**Given exercise**
Pictures are not part of the copy; repeat everything else in the records exactly.

[Data entries for graphics]
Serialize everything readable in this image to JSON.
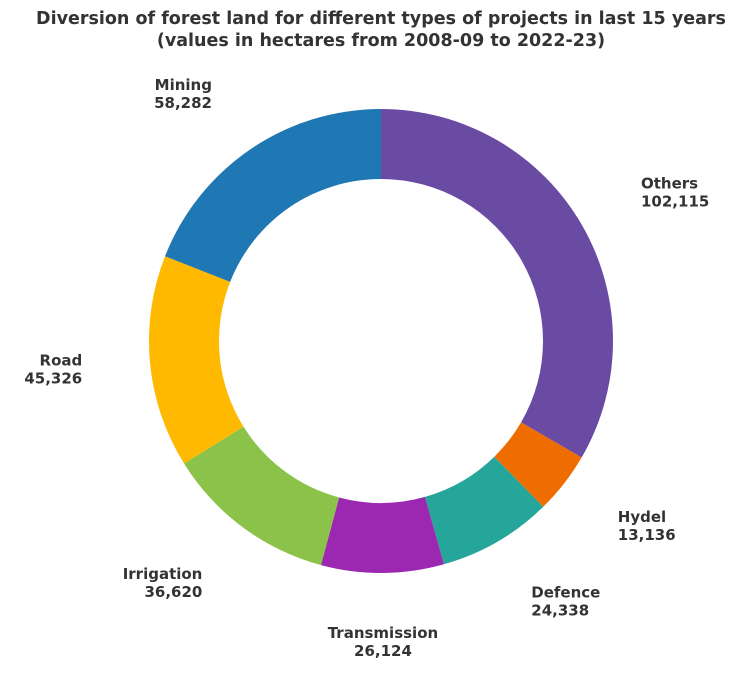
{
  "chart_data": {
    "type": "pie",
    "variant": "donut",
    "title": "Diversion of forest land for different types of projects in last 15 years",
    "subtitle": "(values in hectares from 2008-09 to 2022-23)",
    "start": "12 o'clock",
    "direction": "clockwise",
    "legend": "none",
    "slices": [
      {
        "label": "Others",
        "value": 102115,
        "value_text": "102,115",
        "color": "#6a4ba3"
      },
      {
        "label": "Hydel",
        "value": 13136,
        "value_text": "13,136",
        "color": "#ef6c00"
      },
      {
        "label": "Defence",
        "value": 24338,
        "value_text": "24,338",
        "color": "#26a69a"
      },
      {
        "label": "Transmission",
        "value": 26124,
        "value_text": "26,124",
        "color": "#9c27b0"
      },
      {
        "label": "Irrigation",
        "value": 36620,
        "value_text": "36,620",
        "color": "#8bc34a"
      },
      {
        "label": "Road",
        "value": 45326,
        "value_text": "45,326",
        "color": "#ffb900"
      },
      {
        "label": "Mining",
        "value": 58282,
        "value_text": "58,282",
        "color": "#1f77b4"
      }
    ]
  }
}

**Solution to this task**
Serialize everything readable in this image to JSON.
{
  "chart_data": {
    "type": "pie",
    "variant": "donut",
    "title": "Diversion of forest land for different types of projects in last 15 years",
    "subtitle": "(values in hectares from 2008-09 to 2022-23)",
    "start": "12 o'clock",
    "direction": "clockwise",
    "legend": "none",
    "slices": [
      {
        "label": "Others",
        "value": 102115,
        "value_text": "102,115",
        "color": "#6a4ba3"
      },
      {
        "label": "Hydel",
        "value": 13136,
        "value_text": "13,136",
        "color": "#ef6c00"
      },
      {
        "label": "Defence",
        "value": 24338,
        "value_text": "24,338",
        "color": "#26a69a"
      },
      {
        "label": "Transmission",
        "value": 26124,
        "value_text": "26,124",
        "color": "#9c27b0"
      },
      {
        "label": "Irrigation",
        "value": 36620,
        "value_text": "36,620",
        "color": "#8bc34a"
      },
      {
        "label": "Road",
        "value": 45326,
        "value_text": "45,326",
        "color": "#ffb900"
      },
      {
        "label": "Mining",
        "value": 58282,
        "value_text": "58,282",
        "color": "#1f77b4"
      }
    ]
  }
}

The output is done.